• _EXERCISE TASK_
In the data below, find every line that has the string "Giglione", and copy it.

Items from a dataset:
======
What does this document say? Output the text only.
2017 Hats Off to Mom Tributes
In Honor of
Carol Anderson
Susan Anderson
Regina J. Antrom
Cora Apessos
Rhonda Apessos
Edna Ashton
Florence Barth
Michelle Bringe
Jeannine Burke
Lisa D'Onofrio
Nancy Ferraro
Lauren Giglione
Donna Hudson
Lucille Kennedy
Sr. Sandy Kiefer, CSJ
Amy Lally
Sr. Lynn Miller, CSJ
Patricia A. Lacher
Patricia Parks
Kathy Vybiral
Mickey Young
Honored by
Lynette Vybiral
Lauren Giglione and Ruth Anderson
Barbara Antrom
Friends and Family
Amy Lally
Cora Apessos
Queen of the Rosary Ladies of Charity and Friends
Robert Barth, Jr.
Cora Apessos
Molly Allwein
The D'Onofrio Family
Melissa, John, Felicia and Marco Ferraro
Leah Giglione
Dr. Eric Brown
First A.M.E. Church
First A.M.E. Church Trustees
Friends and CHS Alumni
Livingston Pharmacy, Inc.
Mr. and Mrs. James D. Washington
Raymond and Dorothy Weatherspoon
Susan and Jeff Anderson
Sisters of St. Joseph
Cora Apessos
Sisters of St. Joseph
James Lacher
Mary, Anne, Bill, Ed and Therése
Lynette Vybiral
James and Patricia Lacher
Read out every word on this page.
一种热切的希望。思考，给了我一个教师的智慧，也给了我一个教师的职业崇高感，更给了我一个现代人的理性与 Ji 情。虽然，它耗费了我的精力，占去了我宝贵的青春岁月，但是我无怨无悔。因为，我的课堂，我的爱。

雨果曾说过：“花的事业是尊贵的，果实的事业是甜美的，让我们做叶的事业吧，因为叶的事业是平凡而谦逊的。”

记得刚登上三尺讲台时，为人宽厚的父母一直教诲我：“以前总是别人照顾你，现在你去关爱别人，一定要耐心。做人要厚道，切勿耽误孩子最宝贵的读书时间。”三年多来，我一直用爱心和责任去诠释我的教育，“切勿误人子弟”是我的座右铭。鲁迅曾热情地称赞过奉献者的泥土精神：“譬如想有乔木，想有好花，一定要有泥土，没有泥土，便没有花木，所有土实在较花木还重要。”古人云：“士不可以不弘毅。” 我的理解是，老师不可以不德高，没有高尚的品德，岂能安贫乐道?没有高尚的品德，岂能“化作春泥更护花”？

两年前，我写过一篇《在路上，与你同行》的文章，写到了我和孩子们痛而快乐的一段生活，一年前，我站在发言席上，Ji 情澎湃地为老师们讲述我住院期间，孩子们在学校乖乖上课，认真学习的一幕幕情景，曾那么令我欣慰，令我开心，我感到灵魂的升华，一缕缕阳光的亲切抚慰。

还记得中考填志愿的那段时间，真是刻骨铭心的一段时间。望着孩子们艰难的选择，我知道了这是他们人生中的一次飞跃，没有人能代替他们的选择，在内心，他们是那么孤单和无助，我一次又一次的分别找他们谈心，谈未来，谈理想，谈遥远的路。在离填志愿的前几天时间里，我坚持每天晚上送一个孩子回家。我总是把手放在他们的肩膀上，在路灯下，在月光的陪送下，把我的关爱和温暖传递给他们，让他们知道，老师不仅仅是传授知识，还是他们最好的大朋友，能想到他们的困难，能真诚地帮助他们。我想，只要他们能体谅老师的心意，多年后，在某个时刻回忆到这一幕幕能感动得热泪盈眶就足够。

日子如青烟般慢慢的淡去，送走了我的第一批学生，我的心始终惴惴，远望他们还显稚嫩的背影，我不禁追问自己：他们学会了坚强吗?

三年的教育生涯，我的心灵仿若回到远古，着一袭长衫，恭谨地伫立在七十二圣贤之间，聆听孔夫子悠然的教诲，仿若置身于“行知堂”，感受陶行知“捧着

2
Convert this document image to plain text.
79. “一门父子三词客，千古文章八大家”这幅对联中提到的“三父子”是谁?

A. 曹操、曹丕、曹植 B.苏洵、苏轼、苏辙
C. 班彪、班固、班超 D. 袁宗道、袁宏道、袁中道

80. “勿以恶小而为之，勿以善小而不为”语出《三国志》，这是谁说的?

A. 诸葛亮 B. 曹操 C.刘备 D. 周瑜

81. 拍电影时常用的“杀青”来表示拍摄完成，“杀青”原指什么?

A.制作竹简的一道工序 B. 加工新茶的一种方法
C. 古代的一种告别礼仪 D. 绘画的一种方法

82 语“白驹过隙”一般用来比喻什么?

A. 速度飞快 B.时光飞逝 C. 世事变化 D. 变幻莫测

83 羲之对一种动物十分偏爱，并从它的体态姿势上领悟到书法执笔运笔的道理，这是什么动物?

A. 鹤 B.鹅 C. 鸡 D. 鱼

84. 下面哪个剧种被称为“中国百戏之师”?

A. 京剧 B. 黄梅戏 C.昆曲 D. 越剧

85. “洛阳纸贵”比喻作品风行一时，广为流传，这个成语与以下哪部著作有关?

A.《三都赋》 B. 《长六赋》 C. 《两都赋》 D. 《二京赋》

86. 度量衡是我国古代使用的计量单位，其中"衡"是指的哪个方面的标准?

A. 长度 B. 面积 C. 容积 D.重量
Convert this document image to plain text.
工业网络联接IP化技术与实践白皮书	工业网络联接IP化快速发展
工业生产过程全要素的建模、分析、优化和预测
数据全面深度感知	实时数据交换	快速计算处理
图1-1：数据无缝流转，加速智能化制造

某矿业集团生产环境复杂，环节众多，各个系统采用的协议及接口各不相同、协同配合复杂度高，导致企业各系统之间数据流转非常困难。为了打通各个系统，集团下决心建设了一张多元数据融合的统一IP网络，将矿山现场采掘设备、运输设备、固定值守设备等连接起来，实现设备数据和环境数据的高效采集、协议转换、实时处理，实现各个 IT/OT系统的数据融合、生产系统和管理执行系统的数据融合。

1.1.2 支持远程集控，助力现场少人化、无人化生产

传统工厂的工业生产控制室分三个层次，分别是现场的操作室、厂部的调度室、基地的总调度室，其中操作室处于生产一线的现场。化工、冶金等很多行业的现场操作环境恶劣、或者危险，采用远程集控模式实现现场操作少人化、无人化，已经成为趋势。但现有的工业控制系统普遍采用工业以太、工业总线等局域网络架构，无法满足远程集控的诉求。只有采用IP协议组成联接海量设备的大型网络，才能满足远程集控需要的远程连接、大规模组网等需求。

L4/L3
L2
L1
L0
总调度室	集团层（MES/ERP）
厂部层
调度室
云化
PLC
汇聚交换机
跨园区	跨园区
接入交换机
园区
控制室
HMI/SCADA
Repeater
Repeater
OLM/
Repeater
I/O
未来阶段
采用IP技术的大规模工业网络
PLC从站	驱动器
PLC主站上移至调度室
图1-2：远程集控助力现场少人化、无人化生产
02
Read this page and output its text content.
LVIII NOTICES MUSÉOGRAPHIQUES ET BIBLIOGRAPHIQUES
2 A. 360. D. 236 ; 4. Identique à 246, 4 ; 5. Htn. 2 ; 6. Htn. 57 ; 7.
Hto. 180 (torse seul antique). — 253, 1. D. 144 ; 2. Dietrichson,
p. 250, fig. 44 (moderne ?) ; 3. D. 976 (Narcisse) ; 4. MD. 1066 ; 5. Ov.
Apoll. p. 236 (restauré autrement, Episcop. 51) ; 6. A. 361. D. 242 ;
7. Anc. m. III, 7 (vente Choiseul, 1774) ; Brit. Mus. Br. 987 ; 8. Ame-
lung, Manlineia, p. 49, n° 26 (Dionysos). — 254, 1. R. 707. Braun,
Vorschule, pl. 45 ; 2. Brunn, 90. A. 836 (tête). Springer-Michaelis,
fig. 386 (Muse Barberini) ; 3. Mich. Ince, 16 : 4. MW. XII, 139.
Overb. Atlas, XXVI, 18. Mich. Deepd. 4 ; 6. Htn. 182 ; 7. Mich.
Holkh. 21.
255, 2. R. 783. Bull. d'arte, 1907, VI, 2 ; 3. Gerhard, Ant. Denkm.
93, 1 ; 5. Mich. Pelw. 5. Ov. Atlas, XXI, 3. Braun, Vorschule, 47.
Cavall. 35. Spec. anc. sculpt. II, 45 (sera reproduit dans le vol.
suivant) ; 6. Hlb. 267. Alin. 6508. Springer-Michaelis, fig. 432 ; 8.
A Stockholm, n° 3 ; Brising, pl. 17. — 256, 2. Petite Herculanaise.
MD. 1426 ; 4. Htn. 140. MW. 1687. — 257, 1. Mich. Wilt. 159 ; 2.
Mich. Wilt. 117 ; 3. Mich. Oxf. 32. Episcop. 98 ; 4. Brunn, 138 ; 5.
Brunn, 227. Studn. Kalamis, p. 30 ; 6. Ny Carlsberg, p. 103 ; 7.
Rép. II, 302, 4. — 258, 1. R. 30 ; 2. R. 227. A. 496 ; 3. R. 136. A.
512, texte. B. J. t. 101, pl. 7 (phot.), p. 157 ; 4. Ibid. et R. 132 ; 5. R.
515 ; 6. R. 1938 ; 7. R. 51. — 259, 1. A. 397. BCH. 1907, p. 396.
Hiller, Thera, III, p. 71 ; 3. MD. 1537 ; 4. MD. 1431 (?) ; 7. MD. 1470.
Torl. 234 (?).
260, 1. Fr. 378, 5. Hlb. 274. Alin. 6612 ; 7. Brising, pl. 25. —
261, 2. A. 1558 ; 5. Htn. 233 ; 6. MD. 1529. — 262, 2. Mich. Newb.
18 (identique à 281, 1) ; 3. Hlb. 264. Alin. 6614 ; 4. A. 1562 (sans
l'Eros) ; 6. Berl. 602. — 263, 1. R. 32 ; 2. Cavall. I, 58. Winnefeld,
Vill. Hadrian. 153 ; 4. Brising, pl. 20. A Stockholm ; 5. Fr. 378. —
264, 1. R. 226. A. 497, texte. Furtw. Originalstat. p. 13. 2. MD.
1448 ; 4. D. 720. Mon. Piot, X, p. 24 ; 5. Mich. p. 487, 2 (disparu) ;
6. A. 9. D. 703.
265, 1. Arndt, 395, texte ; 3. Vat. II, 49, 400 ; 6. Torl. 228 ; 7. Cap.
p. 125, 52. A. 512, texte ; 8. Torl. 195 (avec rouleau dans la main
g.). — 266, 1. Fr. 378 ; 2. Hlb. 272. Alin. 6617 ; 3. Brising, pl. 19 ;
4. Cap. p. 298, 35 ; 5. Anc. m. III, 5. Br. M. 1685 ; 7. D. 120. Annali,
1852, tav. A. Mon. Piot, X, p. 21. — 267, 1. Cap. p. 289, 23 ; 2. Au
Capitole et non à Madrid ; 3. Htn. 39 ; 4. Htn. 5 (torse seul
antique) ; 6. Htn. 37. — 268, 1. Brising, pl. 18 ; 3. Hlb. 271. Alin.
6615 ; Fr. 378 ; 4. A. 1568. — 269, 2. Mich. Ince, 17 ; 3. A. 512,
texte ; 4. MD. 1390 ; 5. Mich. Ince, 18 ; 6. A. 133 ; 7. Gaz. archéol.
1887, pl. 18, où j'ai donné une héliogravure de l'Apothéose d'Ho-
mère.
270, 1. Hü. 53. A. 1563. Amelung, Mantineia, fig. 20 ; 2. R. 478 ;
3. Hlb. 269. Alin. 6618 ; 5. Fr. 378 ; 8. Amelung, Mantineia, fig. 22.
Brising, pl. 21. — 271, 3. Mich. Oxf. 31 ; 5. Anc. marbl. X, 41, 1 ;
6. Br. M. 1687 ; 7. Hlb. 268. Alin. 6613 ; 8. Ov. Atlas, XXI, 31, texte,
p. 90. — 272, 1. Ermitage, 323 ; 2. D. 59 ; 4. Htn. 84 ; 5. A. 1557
======
• _REPLY_
Lauren Giglione
Lauren Giglione and Ruth Anderson
Leah Giglione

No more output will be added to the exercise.